__What the task asks__: Repeat every record below exactly as written.

__Data for the task__:

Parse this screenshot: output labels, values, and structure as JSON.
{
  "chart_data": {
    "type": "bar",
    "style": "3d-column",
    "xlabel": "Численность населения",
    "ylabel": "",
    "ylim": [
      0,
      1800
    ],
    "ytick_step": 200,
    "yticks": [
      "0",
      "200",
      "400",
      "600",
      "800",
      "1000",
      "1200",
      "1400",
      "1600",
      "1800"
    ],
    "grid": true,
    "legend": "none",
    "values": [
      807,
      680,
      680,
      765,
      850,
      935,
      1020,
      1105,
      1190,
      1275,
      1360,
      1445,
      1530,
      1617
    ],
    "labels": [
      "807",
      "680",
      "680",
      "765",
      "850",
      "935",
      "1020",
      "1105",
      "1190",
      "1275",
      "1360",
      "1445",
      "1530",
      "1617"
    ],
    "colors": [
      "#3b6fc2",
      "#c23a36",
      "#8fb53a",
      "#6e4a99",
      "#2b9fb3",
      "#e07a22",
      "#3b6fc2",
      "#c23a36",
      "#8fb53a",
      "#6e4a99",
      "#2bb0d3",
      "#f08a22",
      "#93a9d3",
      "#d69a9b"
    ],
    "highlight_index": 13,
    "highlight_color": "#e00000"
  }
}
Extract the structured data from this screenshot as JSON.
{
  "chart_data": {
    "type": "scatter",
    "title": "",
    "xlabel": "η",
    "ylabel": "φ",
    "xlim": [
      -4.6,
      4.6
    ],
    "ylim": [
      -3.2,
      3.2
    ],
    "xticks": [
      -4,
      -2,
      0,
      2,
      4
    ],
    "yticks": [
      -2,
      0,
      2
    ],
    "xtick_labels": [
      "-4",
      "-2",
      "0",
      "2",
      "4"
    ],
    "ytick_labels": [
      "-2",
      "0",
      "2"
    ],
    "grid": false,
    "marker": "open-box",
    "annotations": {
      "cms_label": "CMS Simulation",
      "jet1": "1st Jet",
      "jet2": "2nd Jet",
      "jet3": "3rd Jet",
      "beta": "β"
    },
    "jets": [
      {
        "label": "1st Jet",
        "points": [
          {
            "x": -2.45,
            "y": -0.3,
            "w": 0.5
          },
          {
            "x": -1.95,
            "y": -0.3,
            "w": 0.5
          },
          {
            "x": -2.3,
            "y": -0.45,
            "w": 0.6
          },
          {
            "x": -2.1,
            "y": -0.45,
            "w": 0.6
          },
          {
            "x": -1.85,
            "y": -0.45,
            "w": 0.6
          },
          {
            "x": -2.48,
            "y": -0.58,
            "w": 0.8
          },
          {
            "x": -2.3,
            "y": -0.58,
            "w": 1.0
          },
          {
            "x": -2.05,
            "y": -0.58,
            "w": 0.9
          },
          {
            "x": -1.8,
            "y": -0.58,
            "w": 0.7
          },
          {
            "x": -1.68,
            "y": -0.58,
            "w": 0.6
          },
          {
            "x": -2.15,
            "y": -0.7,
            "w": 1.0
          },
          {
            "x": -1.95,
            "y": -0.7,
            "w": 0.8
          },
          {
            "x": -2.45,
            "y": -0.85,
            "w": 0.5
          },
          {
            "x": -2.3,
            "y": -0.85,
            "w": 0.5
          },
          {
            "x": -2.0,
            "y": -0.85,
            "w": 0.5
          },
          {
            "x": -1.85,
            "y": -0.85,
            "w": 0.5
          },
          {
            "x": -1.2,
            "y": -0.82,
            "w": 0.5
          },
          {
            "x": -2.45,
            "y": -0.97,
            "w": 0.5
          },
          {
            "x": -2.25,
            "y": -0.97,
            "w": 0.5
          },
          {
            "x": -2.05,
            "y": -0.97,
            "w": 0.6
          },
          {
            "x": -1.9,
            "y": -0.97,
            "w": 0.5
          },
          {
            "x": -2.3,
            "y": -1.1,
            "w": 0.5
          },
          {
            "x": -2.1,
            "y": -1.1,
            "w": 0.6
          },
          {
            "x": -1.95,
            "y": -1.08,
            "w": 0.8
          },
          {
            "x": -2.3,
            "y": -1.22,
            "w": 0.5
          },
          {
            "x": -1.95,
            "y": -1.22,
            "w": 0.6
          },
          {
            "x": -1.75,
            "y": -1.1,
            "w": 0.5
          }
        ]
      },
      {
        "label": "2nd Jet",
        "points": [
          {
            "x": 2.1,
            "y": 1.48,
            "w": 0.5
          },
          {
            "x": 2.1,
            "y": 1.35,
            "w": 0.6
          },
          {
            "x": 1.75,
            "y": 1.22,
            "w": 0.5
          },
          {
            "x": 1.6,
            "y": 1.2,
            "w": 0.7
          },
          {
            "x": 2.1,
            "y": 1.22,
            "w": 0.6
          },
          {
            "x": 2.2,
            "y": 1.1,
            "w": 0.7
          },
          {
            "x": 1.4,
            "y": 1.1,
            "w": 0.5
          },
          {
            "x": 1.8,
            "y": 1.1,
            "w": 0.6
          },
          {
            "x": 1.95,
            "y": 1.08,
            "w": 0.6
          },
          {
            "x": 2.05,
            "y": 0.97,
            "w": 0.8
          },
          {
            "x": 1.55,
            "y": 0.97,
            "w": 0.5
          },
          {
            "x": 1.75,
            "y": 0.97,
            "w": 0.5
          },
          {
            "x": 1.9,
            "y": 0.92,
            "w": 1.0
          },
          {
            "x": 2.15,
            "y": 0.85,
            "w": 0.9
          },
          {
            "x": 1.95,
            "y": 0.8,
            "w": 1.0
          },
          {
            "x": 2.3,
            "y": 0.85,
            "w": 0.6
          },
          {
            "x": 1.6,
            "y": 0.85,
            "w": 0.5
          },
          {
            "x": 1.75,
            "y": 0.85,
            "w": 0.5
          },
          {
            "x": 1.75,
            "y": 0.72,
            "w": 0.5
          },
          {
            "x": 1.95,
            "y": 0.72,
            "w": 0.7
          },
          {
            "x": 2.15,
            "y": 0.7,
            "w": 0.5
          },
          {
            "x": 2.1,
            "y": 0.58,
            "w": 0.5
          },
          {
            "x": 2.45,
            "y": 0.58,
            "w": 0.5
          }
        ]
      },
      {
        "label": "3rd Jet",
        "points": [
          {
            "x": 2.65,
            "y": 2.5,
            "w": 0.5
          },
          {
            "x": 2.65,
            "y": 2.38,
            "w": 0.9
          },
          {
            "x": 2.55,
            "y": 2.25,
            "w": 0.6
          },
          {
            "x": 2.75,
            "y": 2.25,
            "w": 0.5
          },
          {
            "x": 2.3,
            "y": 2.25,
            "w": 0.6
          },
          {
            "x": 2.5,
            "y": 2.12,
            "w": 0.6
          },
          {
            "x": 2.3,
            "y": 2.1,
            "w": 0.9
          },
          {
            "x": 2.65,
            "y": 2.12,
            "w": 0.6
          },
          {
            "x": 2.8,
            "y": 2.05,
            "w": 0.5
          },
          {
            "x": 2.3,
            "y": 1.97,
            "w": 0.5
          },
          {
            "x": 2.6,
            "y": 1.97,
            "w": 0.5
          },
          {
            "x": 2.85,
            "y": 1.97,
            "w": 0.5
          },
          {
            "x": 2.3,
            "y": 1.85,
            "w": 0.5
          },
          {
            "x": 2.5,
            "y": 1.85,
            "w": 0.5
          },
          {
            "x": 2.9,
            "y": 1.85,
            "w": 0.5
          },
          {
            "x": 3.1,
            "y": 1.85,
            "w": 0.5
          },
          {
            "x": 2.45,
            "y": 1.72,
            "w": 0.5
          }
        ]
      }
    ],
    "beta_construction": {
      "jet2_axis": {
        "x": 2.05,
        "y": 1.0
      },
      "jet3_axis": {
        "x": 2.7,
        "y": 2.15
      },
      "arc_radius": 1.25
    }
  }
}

__Exercise output__:
Parse this screenshot: output labels, values, and structure as JSON.
{
  "chart_data": {
    "type": "bar",
    "style": "3d-column",
    "xlabel": "Численность населения",
    "ylabel": "",
    "ylim": [
      0,
      1800
    ],
    "ytick_step": 200,
    "yticks": [
      "0",
      "200",
      "400",
      "600",
      "800",
      "1000",
      "1200",
      "1400",
      "1600",
      "1800"
    ],
    "grid": true,
    "legend": "none",
    "values": [
      807,
      680,
      680,
      765,
      850,
      935,
      1020,
      1105,
      1190,
      1275,
      1360,
      1445,
      1530,
      1617
    ],
    "labels": [
      "807",
      "680",
      "680",
      "765",
      "850",
      "935",
      "1020",
      "1105",
      "1190",
      "1275",
      "1360",
      "1445",
      "1530",
      "1617"
    ],
    "colors": [
      "#3b6fc2",
      "#c23a36",
      "#8fb53a",
      "#6e4a99",
      "#2b9fb3",
      "#e07a22",
      "#3b6fc2",
      "#c23a36",
      "#8fb53a",
      "#6e4a99",
      "#2bb0d3",
      "#f08a22",
      "#93a9d3",
      "#d69a9b"
    ],
    "highlight_index": 13,
    "highlight_color": "#e00000"
  }
}
Extract the structured data from this screenshot as JSON.
{
  "chart_data": {
    "type": "scatter",
    "title": "",
    "xlabel": "η",
    "ylabel": "φ",
    "xlim": [
      -4.6,
      4.6
    ],
    "ylim": [
      -3.2,
      3.2
    ],
    "xticks": [
      -4,
      -2,
      0,
      2,
      4
    ],
    "yticks": [
      -2,
      0,
      2
    ],
    "xtick_labels": [
      "-4",
      "-2",
      "0",
      "2",
      "4"
    ],
    "ytick_labels": [
      "-2",
      "0",
      "2"
    ],
    "grid": false,
    "marker": "open-box",
    "annotations": {
      "cms_label": "CMS Simulation",
      "jet1": "1st Jet",
      "jet2": "2nd Jet",
      "jet3": "3rd Jet",
      "beta": "β"
    },
    "jets": [
      {
        "label": "1st Jet",
        "points": [
          {
            "x": -2.45,
            "y": -0.3,
            "w": 0.5
          },
          {
            "x": -1.95,
            "y": -0.3,
            "w": 0.5
          },
          {
            "x": -2.3,
            "y": -0.45,
            "w": 0.6
          },
          {
            "x": -2.1,
            "y": -0.45,
            "w": 0.6
          },
          {
            "x": -1.85,
            "y": -0.45,
            "w": 0.6
          },
          {
            "x": -2.48,
            "y": -0.58,
            "w": 0.8
          },
          {
            "x": -2.3,
            "y": -0.58,
            "w": 1.0
          },
          {
            "x": -2.05,
            "y": -0.58,
            "w": 0.9
          },
          {
            "x": -1.8,
            "y": -0.58,
            "w": 0.7
          },
          {
            "x": -1.68,
            "y": -0.58,
            "w": 0.6
          },
          {
            "x": -2.15,
            "y": -0.7,
            "w": 1.0
          },
          {
            "x": -1.95,
            "y": -0.7,
            "w": 0.8
          },
          {
            "x": -2.45,
            "y": -0.85,
            "w": 0.5
          },
          {
            "x": -2.3,
            "y": -0.85,
            "w": 0.5
          },
          {
            "x": -2.0,
            "y": -0.85,
            "w": 0.5
          },
          {
            "x": -1.85,
            "y": -0.85,
            "w": 0.5
          },
          {
            "x": -1.2,
            "y": -0.82,
            "w": 0.5
          },
          {
            "x": -2.45,
            "y": -0.97,
            "w": 0.5
          },
          {
            "x": -2.25,
            "y": -0.97,
            "w": 0.5
          },
          {
            "x": -2.05,
            "y": -0.97,
            "w": 0.6
          },
          {
            "x": -1.9,
            "y": -0.97,
            "w": 0.5
          },
          {
            "x": -2.3,
            "y": -1.1,
            "w": 0.5
          },
          {
            "x": -2.1,
            "y": -1.1,
            "w": 0.6
          },
          {
            "x": -1.95,
            "y": -1.08,
            "w": 0.8
          },
          {
            "x": -2.3,
            "y": -1.22,
            "w": 0.5
          },
          {
            "x": -1.95,
            "y": -1.22,
            "w": 0.6
          },
          {
            "x": -1.75,
            "y": -1.1,
            "w": 0.5
          }
        ]
      },
      {
        "label": "2nd Jet",
        "points": [
          {
            "x": 2.1,
            "y": 1.48,
            "w": 0.5
          },
          {
            "x": 2.1,
            "y": 1.35,
            "w": 0.6
          },
          {
            "x": 1.75,
            "y": 1.22,
            "w": 0.5
          },
          {
            "x": 1.6,
            "y": 1.2,
            "w": 0.7
          },
          {
            "x": 2.1,
            "y": 1.22,
            "w": 0.6
          },
          {
            "x": 2.2,
            "y": 1.1,
            "w": 0.7
          },
          {
            "x": 1.4,
            "y": 1.1,
            "w": 0.5
          },
          {
            "x": 1.8,
            "y": 1.1,
            "w": 0.6
          },
          {
            "x": 1.95,
            "y": 1.08,
            "w": 0.6
          },
          {
            "x": 2.05,
            "y": 0.97,
            "w": 0.8
          },
          {
            "x": 1.55,
            "y": 0.97,
            "w": 0.5
          },
          {
            "x": 1.75,
            "y": 0.97,
            "w": 0.5
          },
          {
            "x": 1.9,
            "y": 0.92,
            "w": 1.0
          },
          {
            "x": 2.15,
            "y": 0.85,
            "w": 0.9
          },
          {
            "x": 1.95,
            "y": 0.8,
            "w": 1.0
          },
          {
            "x": 2.3,
            "y": 0.85,
            "w": 0.6
          },
          {
            "x": 1.6,
            "y": 0.85,
            "w": 0.5
          },
          {
            "x": 1.75,
            "y": 0.85,
            "w": 0.5
          },
          {
            "x": 1.75,
            "y": 0.72,
            "w": 0.5
          },
          {
            "x": 1.95,
            "y": 0.72,
            "w": 0.7
          },
          {
            "x": 2.15,
            "y": 0.7,
            "w": 0.5
          },
          {
            "x": 2.1,
            "y": 0.58,
            "w": 0.5
          },
          {
            "x": 2.45,
            "y": 0.58,
            "w": 0.5
          }
        ]
      },
      {
        "label": "3rd Jet",
        "points": [
          {
            "x": 2.65,
            "y": 2.5,
            "w": 0.5
          },
          {
            "x": 2.65,
            "y": 2.38,
            "w": 0.9
          },
          {
            "x": 2.55,
            "y": 2.25,
            "w": 0.6
          },
          {
            "x": 2.75,
            "y": 2.25,
            "w": 0.5
          },
          {
            "x": 2.3,
            "y": 2.25,
            "w": 0.6
          },
          {
            "x": 2.5,
            "y": 2.12,
            "w": 0.6
          },
          {
            "x": 2.3,
            "y": 2.1,
            "w": 0.9
          },
          {
            "x": 2.65,
            "y": 2.12,
            "w": 0.6
          },
          {
            "x": 2.8,
            "y": 2.05,
            "w": 0.5
          },
          {
            "x": 2.3,
            "y": 1.97,
            "w": 0.5
          },
          {
            "x": 2.6,
            "y": 1.97,
            "w": 0.5
          },
          {
            "x": 2.85,
            "y": 1.97,
            "w": 0.5
          },
          {
            "x": 2.3,
            "y": 1.85,
            "w": 0.5
          },
          {
            "x": 2.5,
            "y": 1.85,
            "w": 0.5
          },
          {
            "x": 2.9,
            "y": 1.85,
            "w": 0.5
          },
          {
            "x": 3.1,
            "y": 1.85,
            "w": 0.5
          },
          {
            "x": 2.45,
            "y": 1.72,
            "w": 0.5
          }
        ]
      }
    ],
    "beta_construction": {
      "jet2_axis": {
        "x": 2.05,
        "y": 1.0
      },
      "jet3_axis": {
        "x": 2.7,
        "y": 2.15
      },
      "arc_radius": 1.25
    }
  }
}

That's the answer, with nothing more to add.